START

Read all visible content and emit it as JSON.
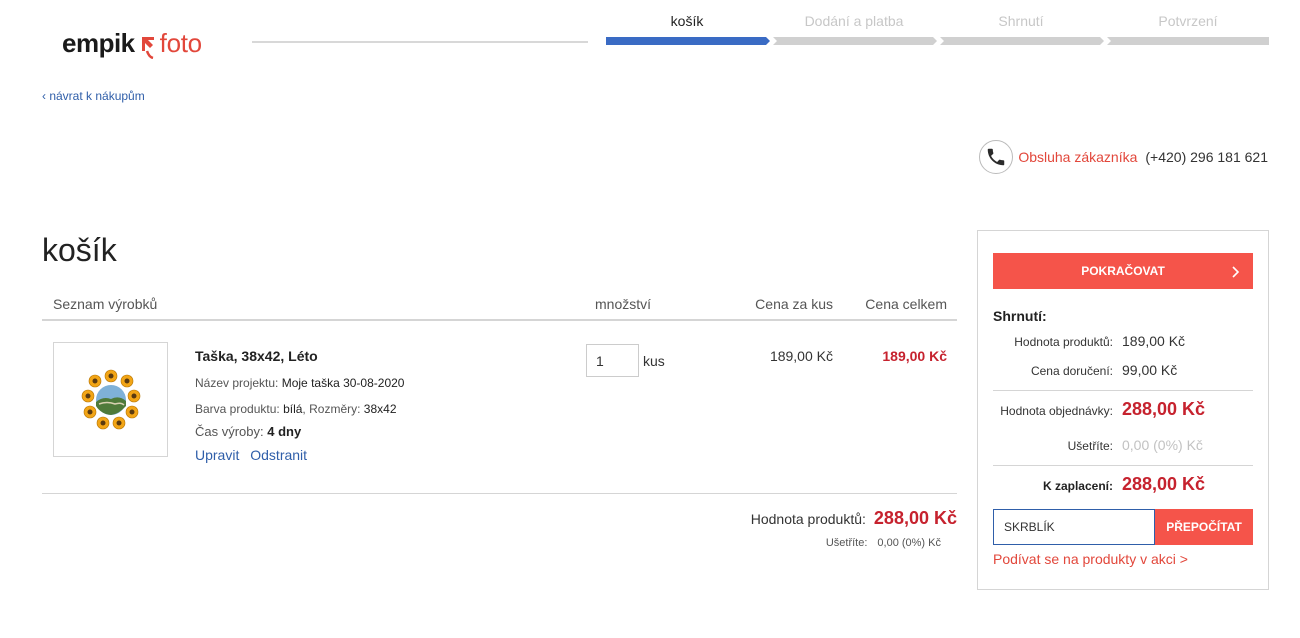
{
  "header": {
    "logo_left": "empik",
    "logo_right": "foto",
    "logo_icon": "empik-foto-logo-mark",
    "steps": [
      {
        "label": "košík",
        "active": true
      },
      {
        "label": "Dodání a platba",
        "active": false
      },
      {
        "label": "Shrnutí",
        "active": false
      },
      {
        "label": "Potvrzení",
        "active": false
      }
    ]
  },
  "back_link": "‹ návrat k nákupům",
  "contact": {
    "icon": "phone-icon",
    "label": "Obsluha zákazníka",
    "phone": "(+420) 296 181 621"
  },
  "page_title": "košík",
  "cart": {
    "columns": {
      "products": "Seznam výrobků",
      "quantity": "množství",
      "unit_price": "Cena za kus",
      "total_price": "Cena celkem"
    },
    "items": [
      {
        "name": "Taška, 38x42, Léto",
        "project_label": "Název projektu:",
        "project_value": "Moje taška 30-08-2020",
        "color_label": "Barva produktu:",
        "color_value": "bílá",
        "size_label": "Rozměry:",
        "size_value": "38x42",
        "time_label": "Čas výroby:",
        "time_value": "4 dny",
        "edit_label": "Upravit",
        "remove_label": "Odstranit",
        "quantity": "1",
        "quantity_unit": "kus",
        "unit_price": "189,00 Kč",
        "total_price": "189,00 Kč"
      }
    ],
    "totals": {
      "label": "Hodnota produktů:",
      "value": "288,00 Kč",
      "savings_label": "Ušetříte:",
      "savings_value": "0,00 (0%) Kč"
    }
  },
  "summary": {
    "continue_label": "POKRAČOVAT",
    "title": "Shrnutí:",
    "products_label": "Hodnota produktů:",
    "products_value": "189,00 Kč",
    "delivery_label": "Cena doručení:",
    "delivery_value": "99,00 Kč",
    "order_label": "Hodnota objednávky:",
    "order_value": "288,00 Kč",
    "savings_label": "Ušetříte:",
    "savings_value": "0,00 (0%) Kč",
    "pay_label": "K zaplacení:",
    "pay_value": "288,00 Kč",
    "promo_value": "SKRBLÍK",
    "recalc_label": "PŘEPOČÍTAT",
    "promo_link": "Podívat se na produkty v akci >"
  },
  "colors": {
    "accent_red": "#f5544a",
    "price_red": "#c6222e",
    "link_blue": "#2f5ea9",
    "step_active": "#3a6bc4",
    "step_inactive": "#d0d0d0"
  }
}
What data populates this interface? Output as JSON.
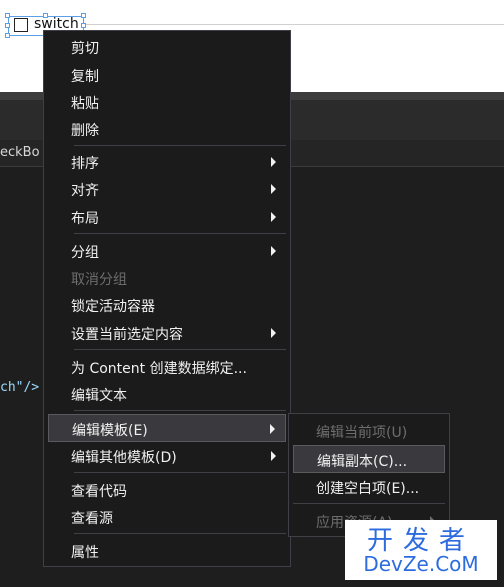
{
  "designer": {
    "control_text": "switch"
  },
  "editor": {
    "tab_fragment": "eckBo",
    "code_fragment": "ch\"/>"
  },
  "context_menu": {
    "items": [
      {
        "label": "剪切",
        "enabled": true
      },
      {
        "label": "复制",
        "enabled": true
      },
      {
        "label": "粘贴",
        "enabled": true
      },
      {
        "label": "删除",
        "enabled": true
      },
      {
        "label": "排序",
        "enabled": true,
        "submenu": true
      },
      {
        "label": "对齐",
        "enabled": true,
        "submenu": true
      },
      {
        "label": "布局",
        "enabled": true,
        "submenu": true
      },
      {
        "label": "分组",
        "enabled": true,
        "submenu": true
      },
      {
        "label": "取消分组",
        "enabled": false
      },
      {
        "label": "锁定活动容器",
        "enabled": true
      },
      {
        "label": "设置当前选定内容",
        "enabled": true,
        "submenu": true
      },
      {
        "label": "为 Content 创建数据绑定...",
        "enabled": true
      },
      {
        "label": "编辑文本",
        "enabled": true
      },
      {
        "label": "编辑模板(E)",
        "enabled": true,
        "submenu": true,
        "highlighted": true
      },
      {
        "label": "编辑其他模板(D)",
        "enabled": true,
        "submenu": true
      },
      {
        "label": "查看代码",
        "enabled": true
      },
      {
        "label": "查看源",
        "enabled": true
      },
      {
        "label": "属性",
        "enabled": true
      }
    ]
  },
  "submenu": {
    "items": [
      {
        "label": "编辑当前项(U)",
        "enabled": false
      },
      {
        "label": "编辑副本(C)...",
        "enabled": true,
        "highlighted": true
      },
      {
        "label": "创建空白项(E)...",
        "enabled": true
      },
      {
        "label": "应用资源(A)",
        "enabled": false,
        "submenu": true
      }
    ]
  },
  "watermark": {
    "line1": "开发者",
    "line2": "DevZe.CoM"
  },
  "colors": {
    "menu_bg": "#1b1b1c",
    "selection_border": "#5aa0e6",
    "watermark": "#2d6cdf"
  }
}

END

#### WHAT NEEDS TO BE DONE:
Return the listing above word for word, with the pictures removed.

#### EXERCISE RESPONSE:
Read all visible content and emit it as JSON.
{
  "header": {
    "logo_left": "empik",
    "logo_right": "foto",
    "logo_icon": "empik-foto-logo-mark",
    "steps": [
      {
        "label": "košík",
        "active": true
      },
      {
        "label": "Dodání a platba",
        "active": false
      },
      {
        "label": "Shrnutí",
        "active": false
      },
      {
        "label": "Potvrzení",
        "active": false
      }
    ]
  },
  "back_link": "‹ návrat k nákupům",
  "contact": {
    "icon": "phone-icon",
    "label": "Obsluha zákazníka",
    "phone": "(+420) 296 181 621"
  },
  "page_title": "košík",
  "cart": {
    "columns": {
      "products": "Seznam výrobků",
      "quantity": "množství",
      "unit_price": "Cena za kus",
      "total_price": "Cena celkem"
    },
    "items": [
      {
        "name": "Taška, 38x42, Léto",
        "project_label": "Název projektu:",
        "project_value": "Moje taška 30-08-2020",
        "color_label": "Barva produktu:",
        "color_value": "bílá",
        "size_label": "Rozměry:",
        "size_value": "38x42",
        "time_label": "Čas výroby:",
        "time_value": "4 dny",
        "edit_label": "Upravit",
        "remove_label": "Odstranit",
        "quantity": "1",
        "quantity_unit": "kus",
        "unit_price": "189,00 Kč",
        "total_price": "189,00 Kč"
      }
    ],
    "totals": {
      "label": "Hodnota produktů:",
      "value": "288,00 Kč",
      "savings_label": "Ušetříte:",
      "savings_value": "0,00 (0%) Kč"
    }
  },
  "summary": {
    "continue_label": "POKRAČOVAT",
    "title": "Shrnutí:",
    "products_label": "Hodnota produktů:",
    "products_value": "189,00 Kč",
    "delivery_label": "Cena doručení:",
    "delivery_value": "99,00 Kč",
    "order_label": "Hodnota objednávky:",
    "order_value": "288,00 Kč",
    "savings_label": "Ušetříte:",
    "savings_value": "0,00 (0%) Kč",
    "pay_label": "K zaplacení:",
    "pay_value": "288,00 Kč",
    "promo_value": "SKRBLÍK",
    "recalc_label": "PŘEPOČÍTAT",
    "promo_link": "Podívat se na produkty v akci >"
  },
  "colors": {
    "accent_red": "#f5544a",
    "price_red": "#c6222e",
    "link_blue": "#2f5ea9",
    "step_active": "#3a6bc4",
    "step_inactive": "#d0d0d0"
  }
}
What data populates this interface? Output as JSON.
{
  "designer": {
    "control_text": "switch"
  },
  "editor": {
    "tab_fragment": "eckBo",
    "code_fragment": "ch\"/>"
  },
  "context_menu": {
    "items": [
      {
        "label": "剪切",
        "enabled": true
      },
      {
        "label": "复制",
        "enabled": true
      },
      {
        "label": "粘贴",
        "enabled": true
      },
      {
        "label": "删除",
        "enabled": true
      },
      {
        "label": "排序",
        "enabled": true,
        "submenu": true
      },
      {
        "label": "对齐",
        "enabled": true,
        "submenu": true
      },
      {
        "label": "布局",
        "enabled": true,
        "submenu": true
      },
      {
        "label": "分组",
        "enabled": true,
        "submenu": true
      },
      {
        "label": "取消分组",
        "enabled": false
      },
      {
        "label": "锁定活动容器",
        "enabled": true
      },
      {
        "label": "设置当前选定内容",
        "enabled": true,
        "submenu": true
      },
      {
        "label": "为 Content 创建数据绑定...",
        "enabled": true
      },
      {
        "label": "编辑文本",
        "enabled": true
      },
      {
        "label": "编辑模板(E)",
        "enabled": true,
        "submenu": true,
        "highlighted": true
      },
      {
        "label": "编辑其他模板(D)",
        "enabled": true,
        "submenu": true
      },
      {
        "label": "查看代码",
        "enabled": true
      },
      {
        "label": "查看源",
        "enabled": true
      },
      {
        "label": "属性",
        "enabled": true
      }
    ]
  },
  "submenu": {
    "items": [
      {
        "label": "编辑当前项(U)",
        "enabled": false
      },
      {
        "label": "编辑副本(C)...",
        "enabled": true,
        "highlighted": true
      },
      {
        "label": "创建空白项(E)...",
        "enabled": true
      },
      {
        "label": "应用资源(A)",
        "enabled": false,
        "submenu": true
      }
    ]
  },
  "watermark": {
    "line1": "开发者",
    "line2": "DevZe.CoM"
  },
  "colors": {
    "menu_bg": "#1b1b1c",
    "selection_border": "#5aa0e6",
    "watermark": "#2d6cdf"
  }
}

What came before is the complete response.